- _What is required_
Scan the listing below and copy every line holding "printf".

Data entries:
┌──

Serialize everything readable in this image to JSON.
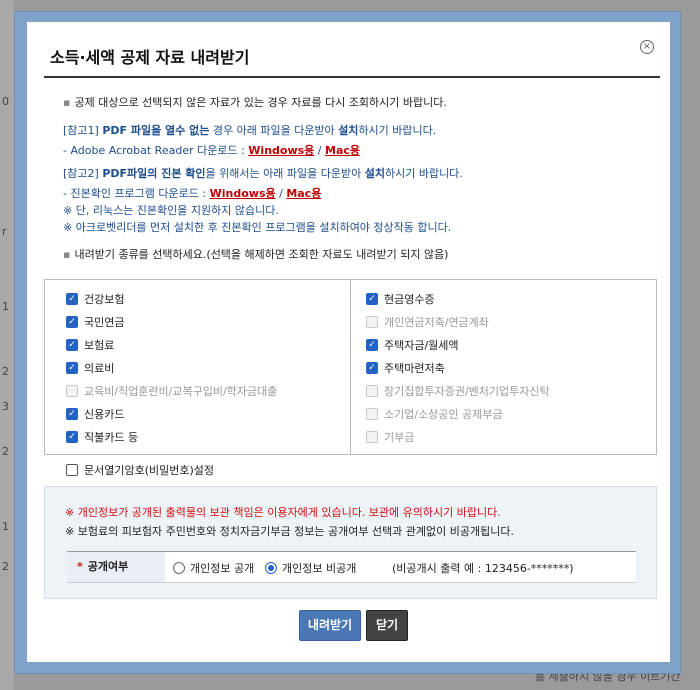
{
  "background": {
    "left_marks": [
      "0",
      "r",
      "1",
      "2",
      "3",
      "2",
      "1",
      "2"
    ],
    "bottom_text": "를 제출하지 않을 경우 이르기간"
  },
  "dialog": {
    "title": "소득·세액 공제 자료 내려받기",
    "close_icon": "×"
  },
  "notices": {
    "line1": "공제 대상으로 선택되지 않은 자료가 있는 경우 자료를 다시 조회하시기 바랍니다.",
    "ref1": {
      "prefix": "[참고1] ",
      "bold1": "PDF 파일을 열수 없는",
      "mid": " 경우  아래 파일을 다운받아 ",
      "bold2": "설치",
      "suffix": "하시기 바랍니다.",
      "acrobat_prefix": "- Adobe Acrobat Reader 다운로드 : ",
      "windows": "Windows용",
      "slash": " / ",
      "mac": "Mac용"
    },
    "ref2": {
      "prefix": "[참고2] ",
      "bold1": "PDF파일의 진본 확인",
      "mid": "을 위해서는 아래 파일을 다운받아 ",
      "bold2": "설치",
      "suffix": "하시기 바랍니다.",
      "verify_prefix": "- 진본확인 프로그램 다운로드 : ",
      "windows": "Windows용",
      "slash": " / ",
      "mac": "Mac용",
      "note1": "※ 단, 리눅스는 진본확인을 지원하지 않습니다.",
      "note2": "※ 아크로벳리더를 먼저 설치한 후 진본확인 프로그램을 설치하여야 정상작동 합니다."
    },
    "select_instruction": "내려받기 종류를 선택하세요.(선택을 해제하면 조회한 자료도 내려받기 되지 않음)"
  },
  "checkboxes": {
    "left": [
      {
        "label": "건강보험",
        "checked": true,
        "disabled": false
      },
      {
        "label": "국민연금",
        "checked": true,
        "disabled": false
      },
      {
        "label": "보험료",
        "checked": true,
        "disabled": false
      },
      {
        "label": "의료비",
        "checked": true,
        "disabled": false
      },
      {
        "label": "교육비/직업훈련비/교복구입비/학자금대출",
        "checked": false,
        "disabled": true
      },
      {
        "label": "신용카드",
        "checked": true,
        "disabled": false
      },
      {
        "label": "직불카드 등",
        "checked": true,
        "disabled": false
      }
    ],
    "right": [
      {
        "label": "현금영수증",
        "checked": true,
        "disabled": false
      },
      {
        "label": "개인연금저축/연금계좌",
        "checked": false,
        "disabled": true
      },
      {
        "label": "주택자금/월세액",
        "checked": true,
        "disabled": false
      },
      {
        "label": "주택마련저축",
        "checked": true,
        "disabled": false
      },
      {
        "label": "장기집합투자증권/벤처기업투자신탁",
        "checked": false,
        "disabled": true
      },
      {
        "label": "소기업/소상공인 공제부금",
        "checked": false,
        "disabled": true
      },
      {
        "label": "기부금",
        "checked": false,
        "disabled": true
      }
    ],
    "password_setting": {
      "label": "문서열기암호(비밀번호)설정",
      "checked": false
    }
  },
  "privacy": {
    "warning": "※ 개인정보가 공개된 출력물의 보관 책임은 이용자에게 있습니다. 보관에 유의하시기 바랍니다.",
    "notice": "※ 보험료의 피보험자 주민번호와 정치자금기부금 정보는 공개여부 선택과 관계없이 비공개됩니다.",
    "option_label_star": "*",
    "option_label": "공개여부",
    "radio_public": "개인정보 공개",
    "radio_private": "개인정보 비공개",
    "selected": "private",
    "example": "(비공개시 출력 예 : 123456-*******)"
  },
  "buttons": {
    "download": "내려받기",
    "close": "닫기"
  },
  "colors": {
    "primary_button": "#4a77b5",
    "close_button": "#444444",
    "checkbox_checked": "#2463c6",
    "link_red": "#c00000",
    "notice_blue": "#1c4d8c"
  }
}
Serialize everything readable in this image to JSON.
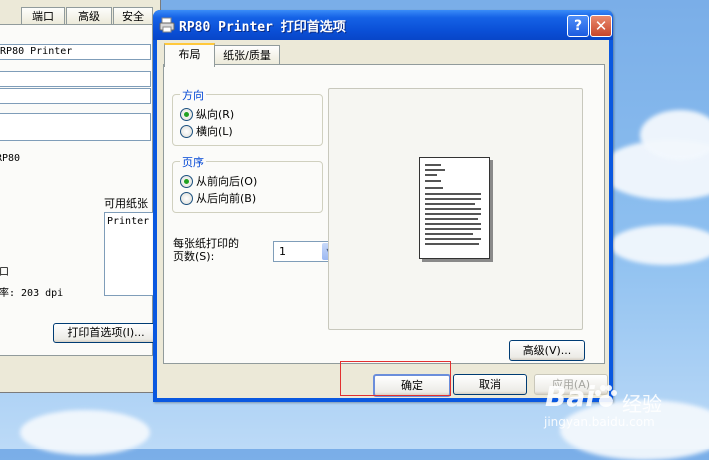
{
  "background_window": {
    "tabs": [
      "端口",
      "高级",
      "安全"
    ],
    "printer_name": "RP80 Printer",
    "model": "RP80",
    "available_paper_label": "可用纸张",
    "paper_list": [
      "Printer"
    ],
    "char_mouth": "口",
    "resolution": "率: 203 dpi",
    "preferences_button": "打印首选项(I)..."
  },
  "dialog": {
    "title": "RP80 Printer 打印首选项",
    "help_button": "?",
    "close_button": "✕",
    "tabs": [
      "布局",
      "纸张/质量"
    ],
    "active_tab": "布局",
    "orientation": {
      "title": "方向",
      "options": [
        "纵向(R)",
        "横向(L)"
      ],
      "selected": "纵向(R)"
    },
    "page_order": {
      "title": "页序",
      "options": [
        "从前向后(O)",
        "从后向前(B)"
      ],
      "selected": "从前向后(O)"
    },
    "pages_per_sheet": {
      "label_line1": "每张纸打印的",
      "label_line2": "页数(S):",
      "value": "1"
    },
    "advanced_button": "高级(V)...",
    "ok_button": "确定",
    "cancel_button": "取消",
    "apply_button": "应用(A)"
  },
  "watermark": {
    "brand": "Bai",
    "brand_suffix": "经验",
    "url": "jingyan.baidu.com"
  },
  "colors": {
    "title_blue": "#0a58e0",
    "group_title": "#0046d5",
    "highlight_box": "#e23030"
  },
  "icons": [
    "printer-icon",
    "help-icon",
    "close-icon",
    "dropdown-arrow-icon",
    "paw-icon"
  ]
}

└──
┌──

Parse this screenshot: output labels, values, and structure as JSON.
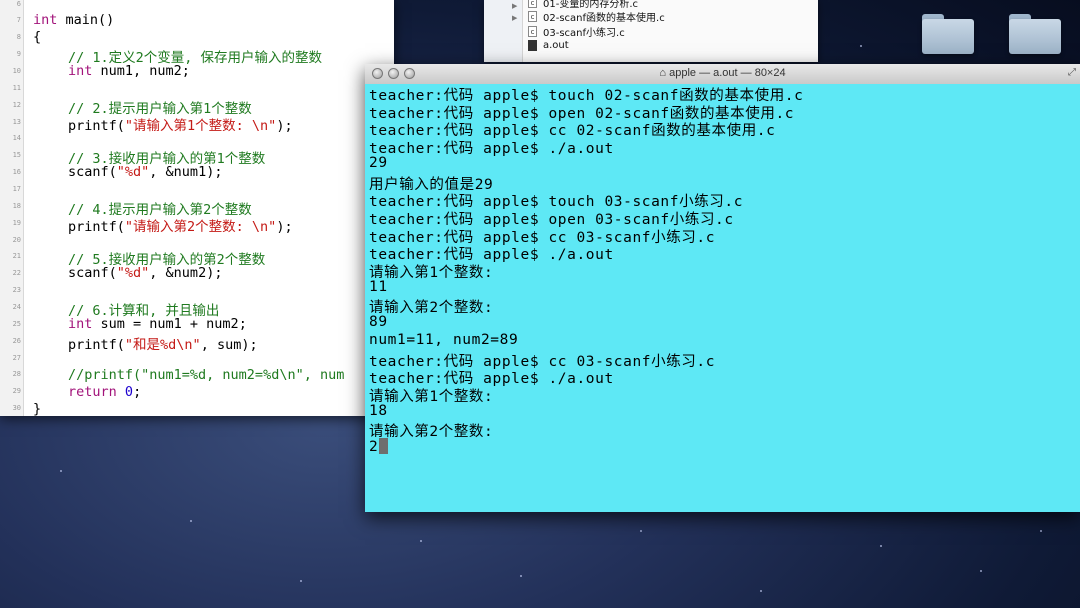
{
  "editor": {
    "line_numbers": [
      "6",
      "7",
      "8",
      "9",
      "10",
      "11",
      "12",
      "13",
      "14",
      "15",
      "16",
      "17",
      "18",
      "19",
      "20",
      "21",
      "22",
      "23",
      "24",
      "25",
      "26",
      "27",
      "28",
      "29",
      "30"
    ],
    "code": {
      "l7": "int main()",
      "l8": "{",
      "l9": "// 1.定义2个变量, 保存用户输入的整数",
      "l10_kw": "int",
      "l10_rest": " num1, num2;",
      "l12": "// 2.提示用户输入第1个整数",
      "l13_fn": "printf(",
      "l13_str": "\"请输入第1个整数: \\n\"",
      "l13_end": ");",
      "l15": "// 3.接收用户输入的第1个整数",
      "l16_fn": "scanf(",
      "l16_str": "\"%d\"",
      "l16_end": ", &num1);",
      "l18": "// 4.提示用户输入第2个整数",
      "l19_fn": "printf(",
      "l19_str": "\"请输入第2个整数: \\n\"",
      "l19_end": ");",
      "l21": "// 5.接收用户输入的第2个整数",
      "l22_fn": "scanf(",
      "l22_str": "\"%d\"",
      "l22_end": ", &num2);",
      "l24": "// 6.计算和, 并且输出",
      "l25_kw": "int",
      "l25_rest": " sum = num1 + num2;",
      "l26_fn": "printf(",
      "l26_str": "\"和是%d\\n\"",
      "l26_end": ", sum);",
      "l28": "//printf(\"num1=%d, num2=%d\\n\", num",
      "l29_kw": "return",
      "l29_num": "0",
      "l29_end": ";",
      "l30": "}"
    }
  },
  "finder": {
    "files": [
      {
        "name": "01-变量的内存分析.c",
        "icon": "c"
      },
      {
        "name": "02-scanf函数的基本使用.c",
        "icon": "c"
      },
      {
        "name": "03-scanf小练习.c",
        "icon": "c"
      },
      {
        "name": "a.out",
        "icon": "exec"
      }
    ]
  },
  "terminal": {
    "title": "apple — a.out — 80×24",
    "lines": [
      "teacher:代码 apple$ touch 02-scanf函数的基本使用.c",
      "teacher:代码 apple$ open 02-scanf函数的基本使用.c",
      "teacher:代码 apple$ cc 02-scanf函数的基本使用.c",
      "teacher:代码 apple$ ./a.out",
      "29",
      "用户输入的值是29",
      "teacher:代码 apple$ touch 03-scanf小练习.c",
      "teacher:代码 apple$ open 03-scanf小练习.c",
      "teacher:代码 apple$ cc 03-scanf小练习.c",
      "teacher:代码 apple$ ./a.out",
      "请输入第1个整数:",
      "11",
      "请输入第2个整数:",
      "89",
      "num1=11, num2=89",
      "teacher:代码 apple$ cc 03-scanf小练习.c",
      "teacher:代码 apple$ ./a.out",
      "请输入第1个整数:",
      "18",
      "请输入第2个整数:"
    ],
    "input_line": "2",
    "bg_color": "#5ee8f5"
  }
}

└──
┌──

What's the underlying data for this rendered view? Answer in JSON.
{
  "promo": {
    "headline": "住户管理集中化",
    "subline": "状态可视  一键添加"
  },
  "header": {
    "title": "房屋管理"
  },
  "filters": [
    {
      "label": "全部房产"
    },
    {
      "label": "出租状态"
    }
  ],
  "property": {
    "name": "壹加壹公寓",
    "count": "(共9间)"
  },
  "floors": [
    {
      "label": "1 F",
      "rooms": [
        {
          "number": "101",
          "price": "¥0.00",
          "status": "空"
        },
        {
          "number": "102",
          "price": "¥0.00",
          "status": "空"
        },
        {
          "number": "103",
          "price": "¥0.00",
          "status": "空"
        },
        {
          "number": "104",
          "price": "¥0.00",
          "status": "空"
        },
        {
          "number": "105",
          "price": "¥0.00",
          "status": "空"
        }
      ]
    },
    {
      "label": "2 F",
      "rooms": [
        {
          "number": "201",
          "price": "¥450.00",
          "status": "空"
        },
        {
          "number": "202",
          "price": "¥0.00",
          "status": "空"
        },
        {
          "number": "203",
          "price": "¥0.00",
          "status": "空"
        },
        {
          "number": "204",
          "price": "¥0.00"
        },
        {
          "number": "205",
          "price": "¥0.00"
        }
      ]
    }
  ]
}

└──

- _Final result_
      "l13_fn": "printf(",
      "l19_fn": "printf(",
      "l26_fn": "printf(",
      "l28": "//printf(\"num1=%d, num2=%d\\n\", num",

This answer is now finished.